**To do**
Search the records for "वसमत" and copy each line that holds it.

BEGIN Dataset rows

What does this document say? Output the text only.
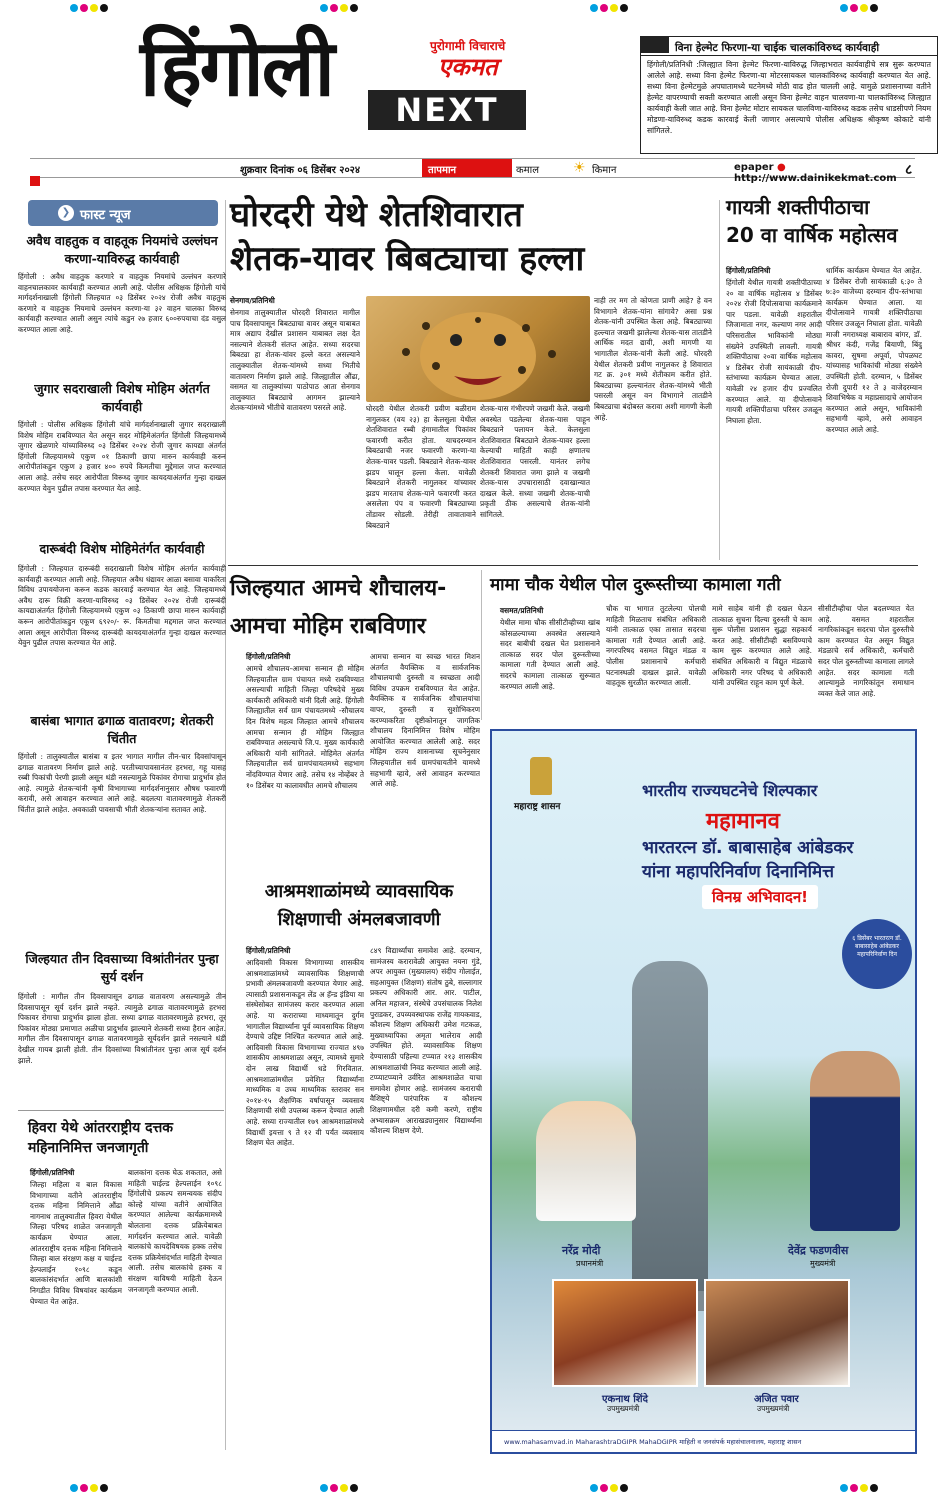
हिंगोली	पुरोगामी विचाराचे
एकमत
NEXT
विना हेल्मेट फिरणा-या चाईक चालकांविरुध्द कार्यवाही

हिंगोली/प्रतिनिधी :जिल्ह्यात विना हेल्मेट फिरणा-याविरुद्ध जिल्हाभरात कार्यवाहीचे सत्र सुरू करण्यात आलेले आहे. सध्या विना हेल्मेट फिरणा-या मोटरसायकल चालकांविरुध्द कार्यवाही करण्यात येत आहे. सध्या विना हेल्मेटमुळे अपघातामध्ये घटनेमध्ये मोठी वाढ होत चालली आहे. यामुळे प्रशासनाच्या वतीने हेल्मेट वापरण्याची सक्ती करण्यात आली असून विना हेल्मेट वाहन चालवणा-या चालकांविरुध्द जिल्ह्यात कार्यवाही केली जात आहे. विना हेल्मेट मोटार सायकल चालविणा-याविरुध्द कडक तसेच धाडसीपणे नियम मोडणा-याविरुध्द कडक कारवाई केली जाणार असल्याचे पोलीस अधिक्षक श्रीकृष्ण कोकाटे यांनी सांगितले.

शुक्रवार दिनांक ०६ डिसेंबर २०२४	तापमान	कमाल ☀ किमान	epaper ● http://www.dainikekmat.com
८
❯ फास्ट न्यूज
अवैध वाहतुक व वाहतूक नियमांचे उल्लंघन करणा-याविरुद्ध कार्यवाही
हिंगोली : अवैध वाहतुक करणारे व वाहतुक नियमांचे उल्लंघन करणारे वाहनचालकावर कार्यवाही करण्यात आली आहे. पोलीस अधिक्षक हिंगोली यांचे मार्गदर्शनाखाली हिंगोली जिल्हयात ०३ डिसेंबर २०२४ रोजी अवैध वाहतुक करणारे व वाहतुक नियमाचे उल्लंघन करणा-या ३२ वाहन चालका विरुध्द कार्यवाही करण्यात आली असुन त्यांचे कडुन २७ हजार ६००रुपयाचा दंड वसुल करण्यात आला आहे.
जुगार सदराखाली विशेष मोहिम अंतर्गत कार्यवाही
हिंगोली : पोलीस अधिक्षक हिंगोली यांचे मार्गदर्शनाखाली जुगार सदराखाली विशेष मोहिम राबविण्यात येत असून सदर मोहिमेअंतर्गत हिंगोली जिल्हयामध्ये जुगार खेळणारे यांच्याविरुध्द ०३ डिसेंबर २०२४ रोजी जुगार कायद्या अंतर्गत हिंगोली जिल्हयामध्ये एकुण ०१ ठिकाणी छापा मारुन कार्यवाही करुन आरोपीतांकडुन एकुण ३ हजार ४०० रुपये किमतीचा मुद्देमाल जप्त करण्यात आला आहे. तसेच सदर आरोपीता विरूध्द जुगार कायदयाअंतर्गत गुन्हा दाखल करण्यात येवुन पुढील तपास करण्यात येत आहे.
दारूबंदी विशेष मोहिमेतंर्गत कार्यवाही
हिंगोली : जिल्हयात दारूबंदी सदराखाली विशेष मोहिम अंतर्गत कार्यवाही कार्यवाही करण्यात आली आहे. जिल्हयात अवैध धंद्यावर आळा बसावा याकरिता विविध उपाययोजना करून कडक कारवाई करण्यात येत आहे. जिल्हयामध्ये अवैध दारू विक्री करणा-याविरुध्द ०३ डिसेंबर २०२४ रोजी दारूबंदी कायद्याअंतर्गत हिंगोली जिल्हयामध्ये एकुण ०३ ठिकाणी छापा मारुन कार्यवाही करून आरोपीतांकडुन एकूण ६९२०/- रू. किमतीचा मद्दमाल जप्त करण्यात आला असून आरोपीता विरूध्द दारूबंदी कायदयाअंतर्गत गुन्हा दाखल करण्यात येवुन पुढील तपास करण्यात येत आहे.
बासंबा भागात ढगाळ वातावरण; शेतकरी चिंतीत
हिंगोली : तालुक्यातील बासंबा व इतर भागात मागील तीन-चार दिवसांपासून ढगाळ वातावरण निर्माण झाले आहे. परतीच्यापावसानंतर हरभरा, गहू यासह रब्बी पिकांची पेरणी झाली असून थंडी नसल्यामुळे पिकांवर रोगाचा प्रादुर्भाव होत आहे. त्यामुळे शेतकऱ्यांनी कृषी विभागाच्या मार्गदर्शनानुसार औषध फवारणी करावी, असे आवाहन करण्यात आले आहे. बदलत्या वातावरणामुळे शेतकरी चिंतीत झाले आहेत. अवकाळी पावसाची भीती शेतकऱ्यांना सतावत आहे.
जिल्हयात तीन दिवसाच्या विश्रांतीनंतर पुन्हा सुर्य दर्शन
हिंगोली : मागील तीन दिवसापासून ढगाळ वातावरण असल्यामुळे तीन दिवसापासून सूर्य दर्शन झाले नव्हते. त्यामुळे ढगाळ वातावरणामुळे हरभरा पिकावर रोगाचा प्रादुर्भाव झाला होता. सध्या ढगाळ वातावरणामुळे हरभरा, तूर पिकांवर मोठ्या प्रमाणात अळीचा प्रादुर्भाव झाल्याने शेतकरी सध्या हैरान आहेत. मागील तीन दिवसापासून ढगाळ वातावरणामुळे सूर्यदर्शन झाले नसल्याने थंडी देखील गायब झाली होती. तीन दिवसांच्या विश्रांतीनंतर पुन्हा आज सूर्य दर्शन झाले.
घोरदरी येथे शेतशिवारात
शेतक-यावर बिबट्याचा हल्ला
सेनगाव/प्रतिनिधी
सेनगाव तालुक्यातील घोरदरी शिवारात मागील पाच दिवसापासून बिबट्याचा वावर असून याबाबत मात्र अद्याप देखील प्रशासन याबाबत लक्ष देत नसल्याने शेतकरी संतप्त आहेत. सध्या सदरचा बिबट्या हा शेतक-यांवर हल्ले करत असल्याने तालुक्यातील शेतक-यांमध्ये सध्या भितीचे वातावरण निर्माण झाले आहे. जिल्ह्यातील औंढा, वसमत या तालुक्यांच्या पाठोपाठ आता सेनगाव तालुक्यात बिबट्याचे आगमन झाल्याने शेतकऱ्यांमध्ये भीतीचे वातावरण पसरले आहे.	घोरदरी येथील शेतकरी प्रवीण बळीराम नागुलकर (वय २३) हा केलसुला येथील शेतशिवारात रब्बी हंगामातील पिकांवर फवारणी करीत होता. याचदरम्यान बिबट्याची नजर फवारणी करणा-या शेतक-यावर पडली. बिबट्याने शेतक-यावर झडप घालून हल्ला केला. यावेळी बिबट्याने शेतकरी नागुलकर यांच्यावर झडप मारताच शेतक-याने फवारणी करत असलेला पंप व फवारणी बिबट्याच्या तोंडावर सोडली. तेरीही तावातावाने बिबट्याने
शेतक-यास गंभीरपणे जखमी केले. जखमी अवस्थेत पडलेल्या शेतक-यास पाहून बिबट्याने पलायन केले. केलसुला शेतशिवारात बिबट्याने शेतक-यावर हल्ला केल्याची माहिती काही क्षणातच शेतशिवारात पसरली. यानंतर लगेच शेतकरी शिवारात जमा झाले व जखमी शेतक-यास उपचारासाठी दवाखान्यात दाखल केले. सध्या जखमी शेतक-याची प्रकृती ठीक असल्याचे शेतक-यांनी सांगितले.
नाही तर मग तो कोणता प्राणी आहे? हे वन विभागाने शेतक-यांना सांगावे? असा प्रश्न शेतक-यांनी उपस्थित केला आहे. बिबट्याच्या हल्ल्यात जखमी झालेल्या शेतक-यास तातडीने आर्थिक मदत द्यावी, अशी मागणी या भागातील शेतक-यांनी केली आहे. घोरदरी येथील शेतकरी प्रवीण नागुलकर हे शिवारात गट क्र. ३०१ मध्ये शेतीकाम करीत होते. बिबट्याच्या हल्ल्यानंतर शेतक-यांमध्ये भीती पसरली असून वन विभागाने तातडीने बिबट्याचा बंदोबस्त करावा अशी मागणी केली आहे.
गायत्री शक्तीपीठाचा
20 वा वार्षिक महोत्सव
हिंगोली/प्रतिनिधी
हिंगोली येथील गायत्री शक्तीपीठाच्या २० वा वार्षिक महोत्सव ४ डिसेंबर २०२४ रोजी दिपोत्सवाचा कार्यक्रमाने पार पडला. यावेळी शहरातील जिजामाता नगर, कल्याण नगर आदी परिसरातील भाविकांनी मोठ्या संख्येने उपस्थिती लावली. गायत्री शक्तिपीठाचा २०वा वार्षिक महोत्सव ४ डिसेंबर रोजी सायंकाळी दीप-स्तंभाच्या कार्यक्रम घेण्यात आला. यावेळी २४ हजार दीप प्रज्वलित करण्यात आले. या दीपोत्सवाने गायत्री शक्तिपीठाचा परिसर उजळून निघाला होता.
धार्मिक कार्यक्रम घेण्यात येत आहेत. ४ डिसेंबर रोजी सायंकाळी ६:३० ते ७:३० वाजेच्या दरम्यान दीप-स्तंभाचा कार्यक्रम घेण्यात आला. या दीपोत्सवाने गायत्री शक्तिपीठाचा परिसर उजळून निघाला होता. यावेळी माजी नगराध्यक्ष बाबाराव बांगर, डॉ. श्रीधर कंदी, गजेंद्र बियाणी, बिंदु कावरा, सुषमा अपूर्वा, पोपळघट यांच्यासह भाविकांची मोठ्या संख्येने उपस्थिती होती. दरम्यान, ५ डिसेंबर रोजी दुपारी १२ ते ३ वाजेदरम्यान शिवाभिषेक व महाप्रसादाचे आयोजन करण्यात आले असून, भाविकांनी सहभागी व्हावे, असे आवाहन करण्यात आले आहे.
जिल्हयात आमचे शौचालय-
आमचा मोहिम राबविणार
हिंगोली/प्रतिनिधी
आमचे शौचालय-आमचा सन्मान ही मोहिम जिल्हयातील ग्राम पंचायत मध्ये राबविण्यात असल्याची माहिती जिल्हा परिषदेचे मुख्य कार्यकारी अधिकारी यांनी दिली आहे. हिंगोली जिल्ह्यातील सर्व ग्राम पंचायतमध्ये -सौचालय दिन विशेष महत्व जिल्हात आमचे शौचालय आमचा सन्मान ही मोहिम जिल्ह्यात राबविण्यात असल्याचे जि.प. मुख्य कार्यकारी अधिकारी यांनी सांगितले. मोहिमेत अंतर्गत जिल्हयातील सर्व ग्रामपंचायतमध्ये सहभाग नोंदविण्यात येणार आहे. तसेच १४ नोव्हेंबर ते १० डिसेंबर या कालावधीत आमचे शौचालय
आमचा सन्मान या स्वच्छ भारत मिशन अंतर्गत वैयक्तिक व सार्वजनिक शौचालयाची दुरुस्ती व स्वच्छता आदी विविध उपक्रम राबविण्यात येत आहेत. वैयक्तिक व सार्वजनिक शौचालयांचा वापर, दुरुस्ती व सुशोभिकरण करण्याकरिता दृष्टीकोनातून जागतिक शौचालय दिनानिमित्त विशेष मोहिम आयोजित करण्यात आलेली आहे. सदर मोहिम राज्य शासनाच्या सूचनेनुसार जिल्हयातील सर्व ग्रामपंचायतीने यामध्ये सहभागी व्हावे, असे आवाहन करण्यात आले आहे.
मामा चौक येथील पोल दुरूस्तीच्या कामाला गती
वसमत/प्रतिनिधी
येथील मामा चौक सीसीटीव्हीच्या खांब कोसळल्याच्या अवस्थेत असल्याने सदर बाबीची दखल घेत प्रशासनाने तात्काळ सदर पोल दुरूस्तीच्या कामाला गती देण्यात आली आहे. सदरचे कामाला तात्काळ सुरूवात करण्यात आली आहे.
चौक या भागात तुटलेल्या पोलची माहिती मिळताच संबंधित अधिकारी यांनी तात्काळ एका तासात सदरचा कामाला गती देण्यात आली आहे. नगरपरिषद वसमत विद्युत मंडळ व पोलीस प्रशासनाचे कर्मचारी घटनास्थळी दाखल झाले. यावेळी वाहतूक सुरळीत करण्यात आली.
मामे साहेब यांनी ही दखल घेऊन तात्काळ सुचना दिल्या दुरुस्ती चे काम सुरू पोलीस प्रशासन सुद्धा सहकार्य करत आहे. सीसीटीव्ही बसविण्याचे काम सुरू करण्यात आले आहे. संबंधित अधिकारी व विद्युत मंडळाचे अधिकारी नगर परिषद चे अधिकारी यांनी उपस्थित राहून काम पूर्ण केले.
सीसीटीव्हीचा पोल बदलण्यात येत आहे. वसमत शहरातील नागरिकांकडून सदरचा पोल दुरुस्तीचे काम करण्यात येत असून विद्युत मंडळाचे सर्व अधिकारी, कर्मचारी सदर पोल दुरूस्तीच्या कामाला लागले आहेत. सदर कामाला गती आल्यामुळे नागरिकांतून समाधान व्यक्त केले जात आहे.
आश्रमशाळांमध्ये व्यावसायिक
शिक्षणाची अंमलबजावणी
हिंगोली/प्रतिनिधी
आदिवासी विकास विभागाच्या शासकीय आश्रमशाळांमध्ये व्यावसायिक शिक्षणाची प्रभावी अंमलबजावणी करण्यात येणार आहे. त्यासाठी प्रशासनाकडून लेंड अ हॅन्ड इंडिया या संस्थेसोबत सामंजस्य करार करण्यात आला आहे. या कराराच्या माध्यमातून दुर्गम भागातील विद्यार्थ्यांना पूर्व व्यावसायिक शिक्षण देण्याचे उद्दिष्ट निश्चित करण्यात आले आहे. आदिवासी विकास विभागाच्या राज्यात ४९७ शासकीय आश्रमशाळा असून, त्यामध्ये सुमारे दोन लाख विद्यार्थी धडे गिरवितात. आश्रमशाळांमधील प्रवेशित विद्यार्थ्यांना माध्यमिक व उच्च माध्यमिक स्तरावर सन २०१४-१५ शैक्षणिक वर्षापासून व्यवसाय शिक्षणाची संधी उपलब्ध करून देण्यात आली आहे. सध्या राज्यातील १७९ आश्रमशाळांमध्ये विद्यार्थी इयत्ता ९ ते १२ वी पर्यंत व्यवसाय शिक्षण घेत आहेत.
८४९ विद्यार्थ्यांचा समावेश आहे. दरम्यान, सामंजस्य करारावेळी आयुक्त नयना गुंडे, अपर आयुक्त (मुख्यालय) संदीप गोलाईत, सहआयुक्त (शिक्षण) संतोष ठुबे, सल्लागार प्रकल्प अधिकारी आर. आर. पाटील, अनिल महाजन, संस्थेचे उपसंचालक निलेश पुराडकर, उपव्यवस्थापक राजेंद्र गायकवाड, कौशल्य शिक्षण अधिकारी उमेश गटकळ, मुख्याध्यापिका अमृता भालेराव आदी उपस्थित होते. व्यावसायिक शिक्षण देण्यासाठी पहिल्या टप्प्यात २१३ शासकीय आश्रमशाळांची निवड करण्यात आली आहे. टप्प्याटप्प्याने उर्वरित आश्रमशाळेत याचा समावेश होणार आहे. सामंजस्य कराराची वैशिष्ट्ये पारंपारिक व कौशल्य शिक्षणामधील दरी कमी करणे, राष्ट्रीय अभ्यासक्रम आराखड्यानुसार विद्यार्थ्यांना कौशल्य शिक्षण देणे.
हिवरा येथे आंतरराष्ट्रीय दत्तक
महिनानिमित्त जनजागृती
हिंगोली/प्रतिनिधी
जिल्हा महिला व बाल विकास विभागाच्या वतीने आंतरराष्ट्रीय दत्तक महिना निमित्ताने औंढा नागनाथ तालुक्यातील हिवरा येथील जिल्हा परिषद शाळेत जनजागृती कार्यक्रम घेण्यात आला. आंतरराष्ट्रीय दत्तक महिना निमित्ताने जिल्हा बाल संरक्षण कक्ष व चाईल्ड हेल्पलाईन १०९८ कडून बालकांसंदर्भात आणि बालकांशी निगडीत विविध विषयांवर कार्यक्रम घेण्यात येत आहेत.
बालकांना दत्तक घेऊ शकतात, असे माहिती चाईल्ड हेल्पलाईन १०९८ हिंगोलीचे प्रकल्प समन्वयक संदीप कोल्हे यांच्या वतीने आयोजित करण्यात आलेल्या कार्यक्रमामध्ये बोलताना दत्तक प्रक्रियेबाबत मार्गदर्शन करण्यात आले. यावेळी बालकांचे कायदेविषयक हक्क तसेच दत्तक प्रक्रियेसंदर्भात माहिती देण्यात आली. तसेच बालकांचे हक्क व संरक्षण याविषयी माहिती देऊन जनजागृती करण्यात आली.
महाराष्ट्र शासन
भारतीय राज्यघटनेचे शिल्पकार
महामानव
भारतरत्न डॉ. बाबासाहेब आंबेडकर
यांना महापरिनिर्वाण दिनानिमित्त
विनम्र अभिवादन!
६ डिसेंबर भारतरत्न डॉ. बाबासाहेब आंबेडकर महापरिनिर्वाण दिन
नरेंद्र मोदी
प्रधानमंत्री
देवेंद्र फडणवीस
मुख्यमंत्री
एकनाथ शिंदे
उपमुख्यमंत्री
अजित पवार
उपमुख्यमंत्री
www.mahasamvad.in MaharashtraDGIPR MahaDGIPR माहिती व जनसंपर्क महासंचालनालय, महाराष्ट्र शासन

END Dataset rows

**Answer in full**
सेनगाव तालुक्यातील घोरदरी शिवारात मागील पाच दिवसापासून बिबट्याचा वावर असून याबाबत मात्र अद्याप देखील प्रशासन याबाबत लक्ष देत नसल्याने शेतकरी संतप्त आहेत. सध्या सदरचा बिबट्या हा शेतक-यांवर हल्ले करत असल्याने तालुक्यातील शेतक-यांमध्ये सध्या भितीचे वातावरण निर्माण झाले आहे. जिल्ह्यातील औंढा, वसमत या तालुक्यांच्या पाठोपाठ आता सेनगाव तालुक्यात बिबट्याचे आगमन झाल्याने शेतकऱ्यांमध्ये भीतीचे वातावरण पसरले आहे.	घोरदरी येथील शेतकरी प्रवीण बळीराम नागुलकर (वय २३) हा केलसुला येथील शेतशिवारात रब्बी हंगामातील पिकांवर फवारणी करीत होता. याचदरम्यान बिबट्याची नजर फवारणी करणा-या शेतक-यावर पडली. बिबट्याने शेतक-यावर झडप घालून हल्ला केला. यावेळी बिबट्याने शेतकरी नागुलकर यांच्यावर झडप मारताच शेतक-याने फवारणी करत असलेला पंप व फवारणी बिबट्याच्या तोंडावर सोडली. तेरीही तावातावाने बिबट्याने
वसमत/प्रतिनिधी
चौक या भागात तुटलेल्या पोलची माहिती मिळताच संबंधित अधिकारी यांनी तात्काळ एका तासात सदरचा कामाला गती देण्यात आली आहे. नगरपरिषद वसमत विद्युत मंडळ व पोलीस प्रशासनाचे कर्मचारी घटनास्थळी दाखल झाले. यावेळी वाहतूक सुरळीत करण्यात आली.
सीसीटीव्हीचा पोल बदलण्यात येत आहे. वसमत शहरातील नागरिकांकडून सदरचा पोल दुरुस्तीचे काम करण्यात येत असून विद्युत मंडळाचे सर्व अधिकारी, कर्मचारी सदर पोल दुरूस्तीच्या कामाला लागले आहेत. सदर कामाला गती आल्यामुळे नागरिकांतून समाधान व्यक्त केले जात आहे.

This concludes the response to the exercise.